**THE REQUEST**. Give back the full listing, character for character, with no pictures.

**DATASET RECORDS**.
============

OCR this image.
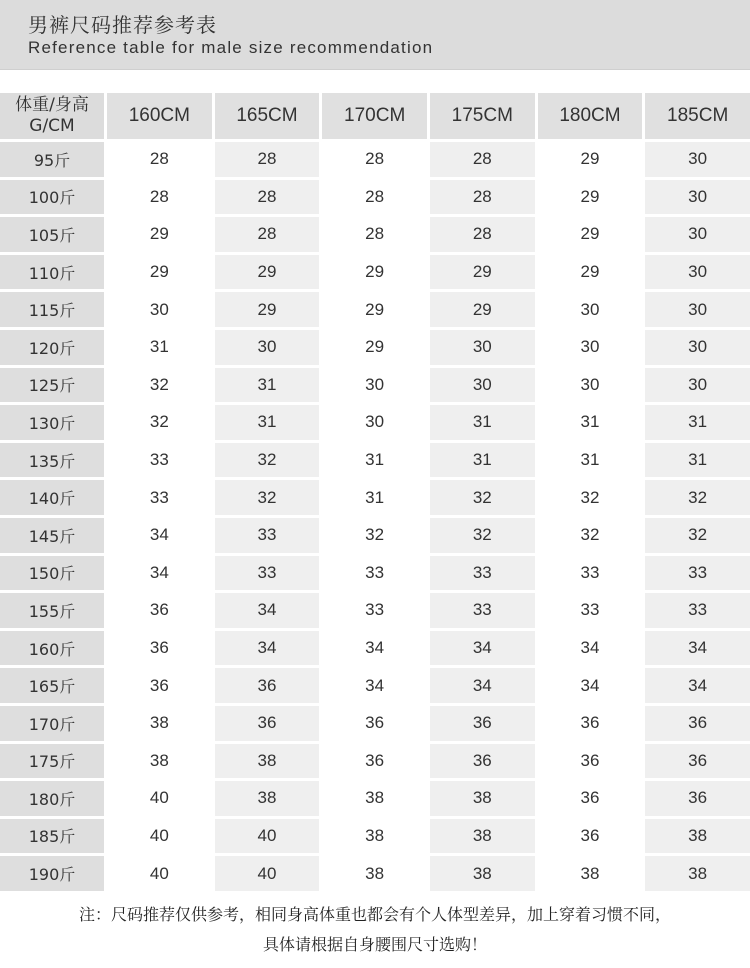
男裤尺码推荐参考表
Reference table for male size recommendation
体重/身高
G/CM	160CM	165CM	170CM	175CM	180CM	185CM
95斤	28	28	28	28	29	30
100斤	28	28	28	28	29	30
105斤	29	28	28	28	29	30
110斤	29	29	29	29	29	30
115斤	30	29	29	29	30	30
120斤	31	30	29	30	30	30
125斤	32	31	30	30	30	30
130斤	32	31	30	31	31	31
135斤	33	32	31	31	31	31
140斤	33	32	31	32	32	32
145斤	34	33	32	32	32	32
150斤	34	33	33	33	33	33
155斤	36	34	33	33	33	33
160斤	36	34	34	34	34	34
165斤	36	36	34	34	34	34
170斤	38	36	36	36	36	36
175斤	38	38	36	36	36	36
180斤	40	38	38	38	36	36
185斤	40	40	38	38	36	38
190斤	40	40	38	38	38	38
注：尺码推荐仅供参考，相同身高体重也都会有个人体型差异，加上穿着习惯不同，
具体请根据自身腰围尺寸选购！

============

**RESPONSE TO THE EXERCISE**.
OCR this image.
男裤尺码推荐参考表
Reference table for male size recommendation
体重/身高
G/CM	160CM	165CM	170CM	175CM	180CM	185CM
95斤	28	28	28	28	29	30
100斤	28	28	28	28	29	30
105斤	29	28	28	28	29	30
110斤	29	29	29	29	29	30
115斤	30	29	29	29	30	30
120斤	31	30	29	30	30	30
125斤	32	31	30	30	30	30
130斤	32	31	30	31	31	31
135斤	33	32	31	31	31	31
140斤	33	32	31	32	32	32
145斤	34	33	32	32	32	32
150斤	34	33	33	33	33	33
155斤	36	34	33	33	33	33
160斤	36	34	34	34	34	34
165斤	36	36	34	34	34	34
170斤	38	36	36	36	36	36
175斤	38	38	36	36	36	36
180斤	40	38	38	38	36	36
185斤	40	40	38	38	36	38
190斤	40	40	38	38	38	38
注：尺码推荐仅供参考，相同身高体重也都会有个人体型差异，加上穿着习惯不同，
具体请根据自身腰围尺寸选购！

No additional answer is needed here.